*EXERCISE*:
Output each line exactly as it appears, skipping any embedded picture.

*DATASET*:
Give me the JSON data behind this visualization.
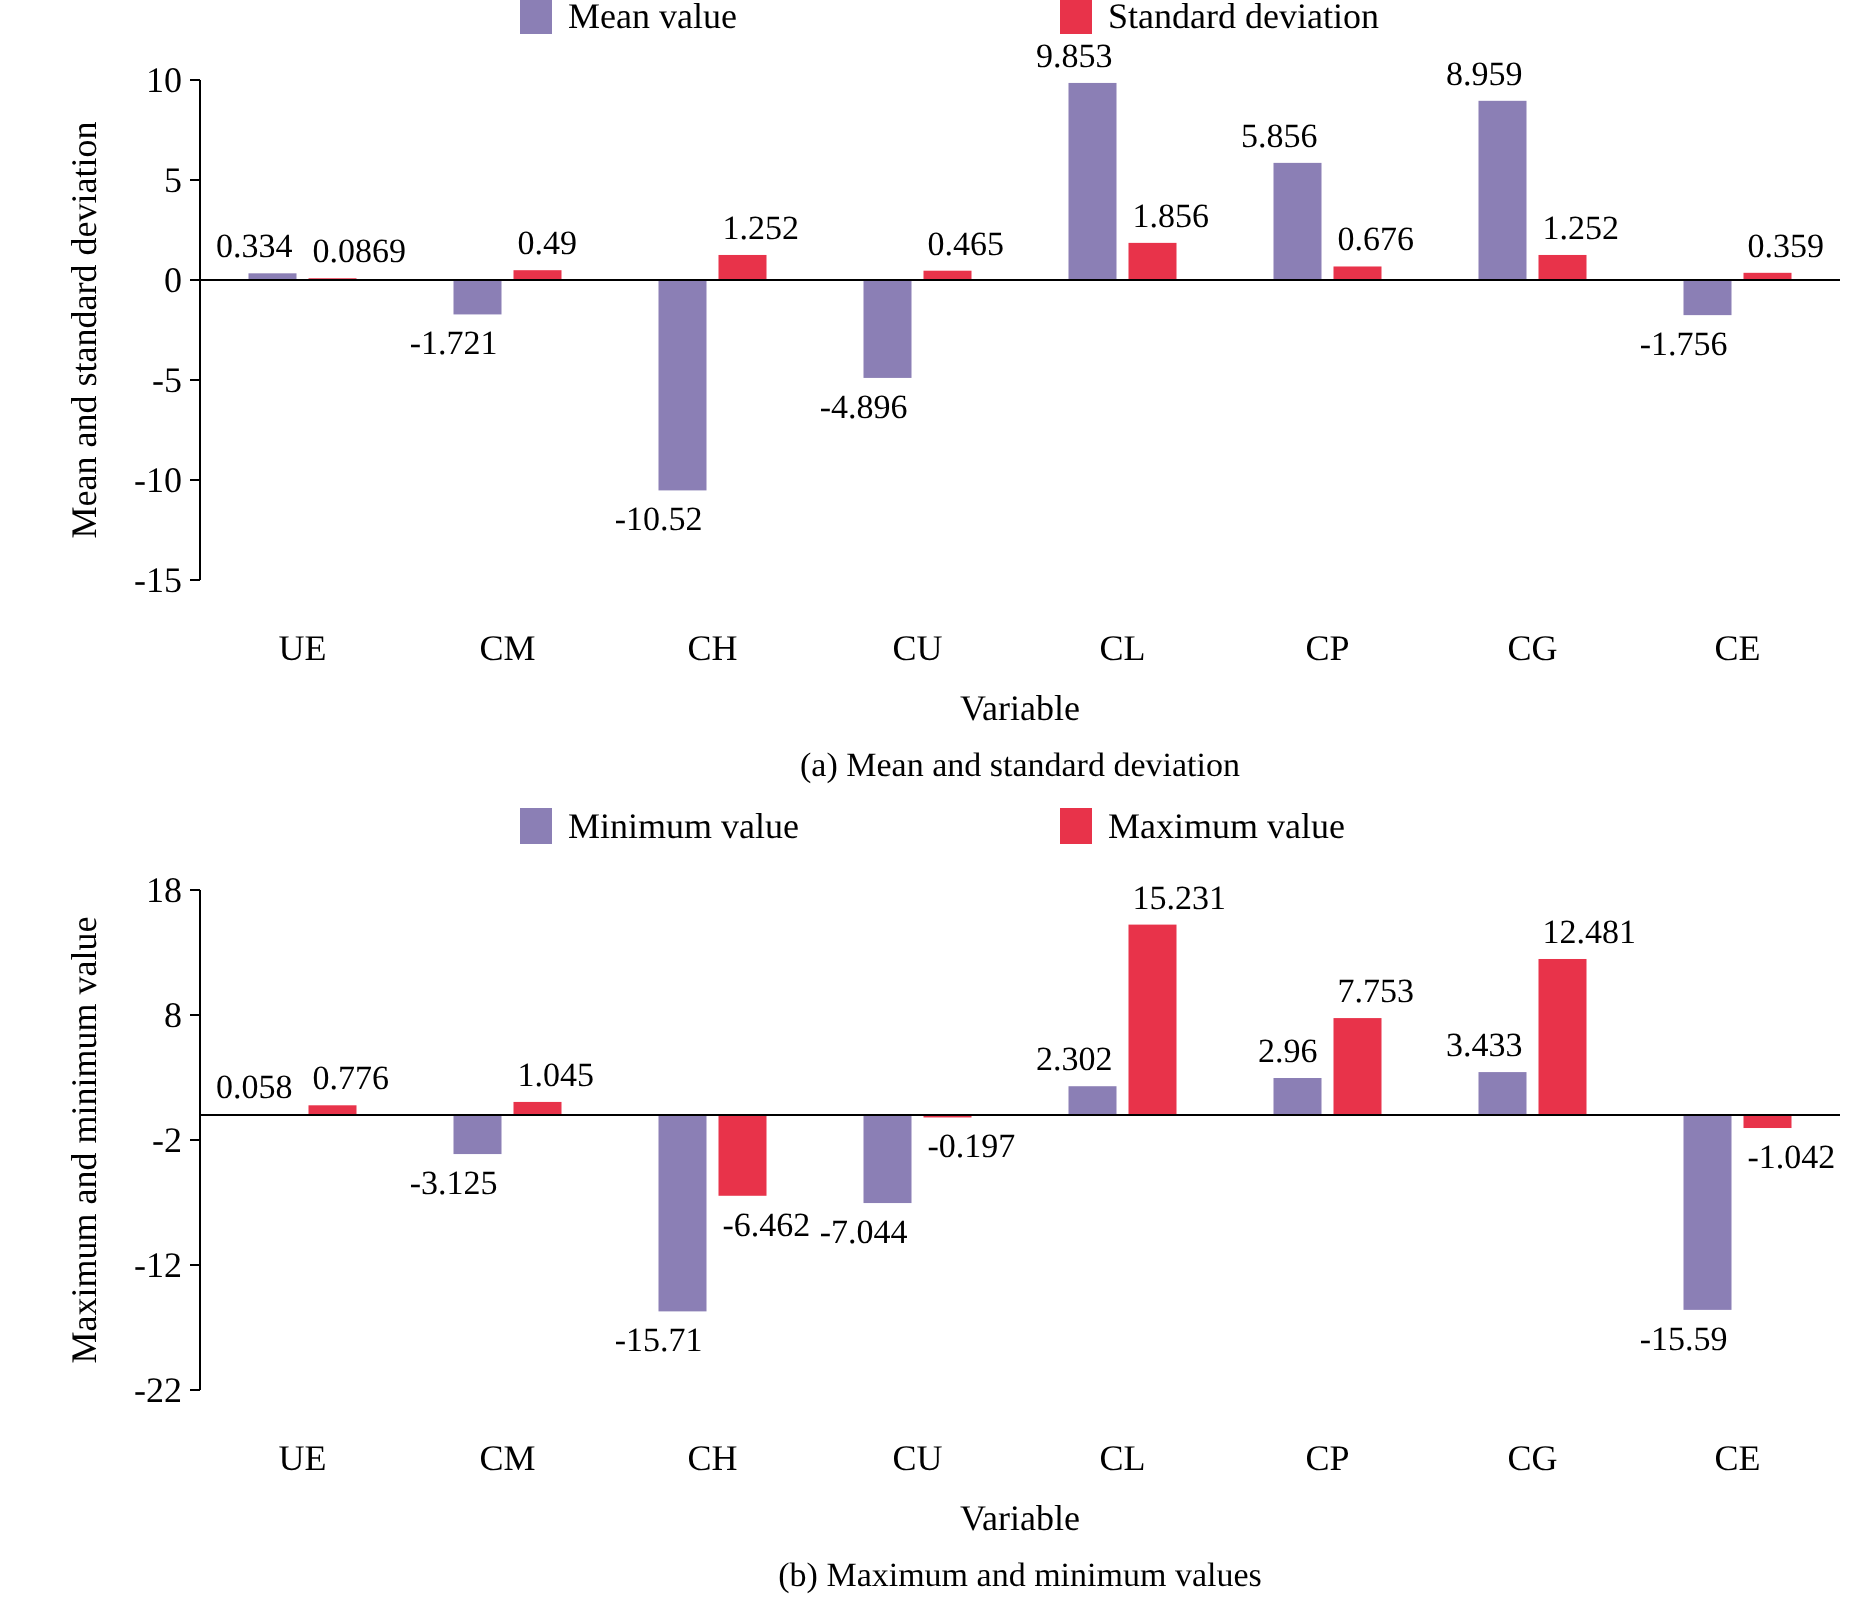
{
  "chart_data": [
    {
      "type": "bar",
      "title": "(a) Mean and standard deviation",
      "xlabel": "Variable",
      "ylabel": "Mean and standard deviation",
      "categories": [
        "UE",
        "CM",
        "CH",
        "CU",
        "CL",
        "CP",
        "CG",
        "CE"
      ],
      "series": [
        {
          "name": "Mean value",
          "color": "#8b7fb5",
          "values": [
            0.334,
            -1.721,
            -10.52,
            -4.896,
            9.853,
            5.856,
            8.959,
            -1.756
          ]
        },
        {
          "name": "Standard deviation",
          "color": "#e8334a",
          "values": [
            0.0869,
            0.49,
            1.252,
            0.465,
            1.856,
            0.676,
            1.252,
            0.359
          ]
        }
      ],
      "ylim": [
        -15,
        10
      ],
      "yticks": [
        -15,
        -10,
        -5,
        0,
        5,
        10
      ],
      "data_labels": true,
      "legend": "top"
    },
    {
      "type": "bar",
      "title": "(b) Maximum and minimum values",
      "xlabel": "Variable",
      "ylabel": "Maximum and minimum value",
      "categories": [
        "UE",
        "CM",
        "CH",
        "CU",
        "CL",
        "CP",
        "CG",
        "CE"
      ],
      "series": [
        {
          "name": "Minimum value",
          "color": "#8b7fb5",
          "values": [
            0.058,
            -3.125,
            -15.71,
            -7.044,
            2.302,
            2.96,
            3.433,
            -15.59
          ]
        },
        {
          "name": "Maximum value",
          "color": "#e8334a",
          "values": [
            0.776,
            1.045,
            -6.462,
            -0.197,
            15.231,
            7.753,
            12.481,
            -1.042
          ]
        }
      ],
      "ylim": [
        -22,
        18
      ],
      "yticks": [
        -22,
        -12,
        -2,
        8,
        18
      ],
      "data_labels": true,
      "legend": "top"
    }
  ]
}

*SOLUTION*:
Give me the JSON data behind this visualization.
{
  "chart_data": [
    {
      "type": "bar",
      "title": "(a) Mean and standard deviation",
      "xlabel": "Variable",
      "ylabel": "Mean and standard deviation",
      "categories": [
        "UE",
        "CM",
        "CH",
        "CU",
        "CL",
        "CP",
        "CG",
        "CE"
      ],
      "series": [
        {
          "name": "Mean value",
          "color": "#8b7fb5",
          "values": [
            0.334,
            -1.721,
            -10.52,
            -4.896,
            9.853,
            5.856,
            8.959,
            -1.756
          ]
        },
        {
          "name": "Standard deviation",
          "color": "#e8334a",
          "values": [
            0.0869,
            0.49,
            1.252,
            0.465,
            1.856,
            0.676,
            1.252,
            0.359
          ]
        }
      ],
      "ylim": [
        -15,
        10
      ],
      "yticks": [
        -15,
        -10,
        -5,
        0,
        5,
        10
      ],
      "data_labels": true,
      "legend": "top"
    },
    {
      "type": "bar",
      "title": "(b) Maximum and minimum values",
      "xlabel": "Variable",
      "ylabel": "Maximum and minimum value",
      "categories": [
        "UE",
        "CM",
        "CH",
        "CU",
        "CL",
        "CP",
        "CG",
        "CE"
      ],
      "series": [
        {
          "name": "Minimum value",
          "color": "#8b7fb5",
          "values": [
            0.058,
            -3.125,
            -15.71,
            -7.044,
            2.302,
            2.96,
            3.433,
            -15.59
          ]
        },
        {
          "name": "Maximum value",
          "color": "#e8334a",
          "values": [
            0.776,
            1.045,
            -6.462,
            -0.197,
            15.231,
            7.753,
            12.481,
            -1.042
          ]
        }
      ],
      "ylim": [
        -22,
        18
      ],
      "yticks": [
        -22,
        -12,
        -2,
        8,
        18
      ],
      "data_labels": true,
      "legend": "top"
    }
  ]
}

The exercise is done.